::: Records shown

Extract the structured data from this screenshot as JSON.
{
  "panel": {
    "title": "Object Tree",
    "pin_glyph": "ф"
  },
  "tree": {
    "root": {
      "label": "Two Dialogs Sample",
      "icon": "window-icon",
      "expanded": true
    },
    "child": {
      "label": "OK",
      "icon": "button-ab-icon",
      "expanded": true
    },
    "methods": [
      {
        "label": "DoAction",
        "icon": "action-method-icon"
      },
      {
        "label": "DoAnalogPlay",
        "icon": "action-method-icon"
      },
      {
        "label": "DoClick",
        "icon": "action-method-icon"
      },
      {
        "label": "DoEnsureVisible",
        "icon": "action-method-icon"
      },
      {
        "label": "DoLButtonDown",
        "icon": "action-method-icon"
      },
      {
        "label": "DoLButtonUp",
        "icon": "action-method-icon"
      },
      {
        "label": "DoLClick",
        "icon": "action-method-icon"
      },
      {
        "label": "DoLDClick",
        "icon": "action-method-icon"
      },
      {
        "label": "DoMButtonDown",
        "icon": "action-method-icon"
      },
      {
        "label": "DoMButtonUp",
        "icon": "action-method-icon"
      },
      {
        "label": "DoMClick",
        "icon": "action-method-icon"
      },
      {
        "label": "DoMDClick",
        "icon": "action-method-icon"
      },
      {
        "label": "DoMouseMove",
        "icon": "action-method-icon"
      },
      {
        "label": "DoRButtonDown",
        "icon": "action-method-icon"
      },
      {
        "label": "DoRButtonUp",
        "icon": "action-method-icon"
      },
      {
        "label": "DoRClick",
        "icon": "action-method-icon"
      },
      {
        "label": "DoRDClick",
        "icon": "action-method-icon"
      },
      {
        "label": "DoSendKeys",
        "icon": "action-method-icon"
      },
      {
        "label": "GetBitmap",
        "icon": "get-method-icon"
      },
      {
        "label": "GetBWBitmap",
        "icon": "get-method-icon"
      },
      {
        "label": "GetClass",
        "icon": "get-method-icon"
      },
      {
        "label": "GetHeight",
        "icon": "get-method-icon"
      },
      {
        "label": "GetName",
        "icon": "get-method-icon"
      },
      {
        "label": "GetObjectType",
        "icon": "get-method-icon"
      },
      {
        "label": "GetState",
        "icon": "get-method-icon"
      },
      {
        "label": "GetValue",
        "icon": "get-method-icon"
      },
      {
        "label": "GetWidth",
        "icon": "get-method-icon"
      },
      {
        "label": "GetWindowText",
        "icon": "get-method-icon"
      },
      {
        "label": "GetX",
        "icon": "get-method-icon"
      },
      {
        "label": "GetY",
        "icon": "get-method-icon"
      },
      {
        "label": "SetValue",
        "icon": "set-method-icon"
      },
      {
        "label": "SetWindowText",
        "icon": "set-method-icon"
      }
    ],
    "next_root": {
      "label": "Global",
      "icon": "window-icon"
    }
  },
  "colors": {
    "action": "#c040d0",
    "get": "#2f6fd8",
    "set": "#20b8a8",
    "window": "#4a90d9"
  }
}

::::::

What the task asks: Output all of the data above without any alteration.

Response:
Extract the structured data from this screenshot as JSON.
{
  "panel": {
    "title": "Object Tree",
    "pin_glyph": "ф"
  },
  "tree": {
    "root": {
      "label": "Two Dialogs Sample",
      "icon": "window-icon",
      "expanded": true
    },
    "child": {
      "label": "OK",
      "icon": "button-ab-icon",
      "expanded": true
    },
    "methods": [
      {
        "label": "DoAction",
        "icon": "action-method-icon"
      },
      {
        "label": "DoAnalogPlay",
        "icon": "action-method-icon"
      },
      {
        "label": "DoClick",
        "icon": "action-method-icon"
      },
      {
        "label": "DoEnsureVisible",
        "icon": "action-method-icon"
      },
      {
        "label": "DoLButtonDown",
        "icon": "action-method-icon"
      },
      {
        "label": "DoLButtonUp",
        "icon": "action-method-icon"
      },
      {
        "label": "DoLClick",
        "icon": "action-method-icon"
      },
      {
        "label": "DoLDClick",
        "icon": "action-method-icon"
      },
      {
        "label": "DoMButtonDown",
        "icon": "action-method-icon"
      },
      {
        "label": "DoMButtonUp",
        "icon": "action-method-icon"
      },
      {
        "label": "DoMClick",
        "icon": "action-method-icon"
      },
      {
        "label": "DoMDClick",
        "icon": "action-method-icon"
      },
      {
        "label": "DoMouseMove",
        "icon": "action-method-icon"
      },
      {
        "label": "DoRButtonDown",
        "icon": "action-method-icon"
      },
      {
        "label": "DoRButtonUp",
        "icon": "action-method-icon"
      },
      {
        "label": "DoRClick",
        "icon": "action-method-icon"
      },
      {
        "label": "DoRDClick",
        "icon": "action-method-icon"
      },
      {
        "label": "DoSendKeys",
        "icon": "action-method-icon"
      },
      {
        "label": "GetBitmap",
        "icon": "get-method-icon"
      },
      {
        "label": "GetBWBitmap",
        "icon": "get-method-icon"
      },
      {
        "label": "GetClass",
        "icon": "get-method-icon"
      },
      {
        "label": "GetHeight",
        "icon": "get-method-icon"
      },
      {
        "label": "GetName",
        "icon": "get-method-icon"
      },
      {
        "label": "GetObjectType",
        "icon": "get-method-icon"
      },
      {
        "label": "GetState",
        "icon": "get-method-icon"
      },
      {
        "label": "GetValue",
        "icon": "get-method-icon"
      },
      {
        "label": "GetWidth",
        "icon": "get-method-icon"
      },
      {
        "label": "GetWindowText",
        "icon": "get-method-icon"
      },
      {
        "label": "GetX",
        "icon": "get-method-icon"
      },
      {
        "label": "GetY",
        "icon": "get-method-icon"
      },
      {
        "label": "SetValue",
        "icon": "set-method-icon"
      },
      {
        "label": "SetWindowText",
        "icon": "set-method-icon"
      }
    ],
    "next_root": {
      "label": "Global",
      "icon": "window-icon"
    }
  },
  "colors": {
    "action": "#c040d0",
    "get": "#2f6fd8",
    "set": "#20b8a8",
    "window": "#4a90d9"
  }
}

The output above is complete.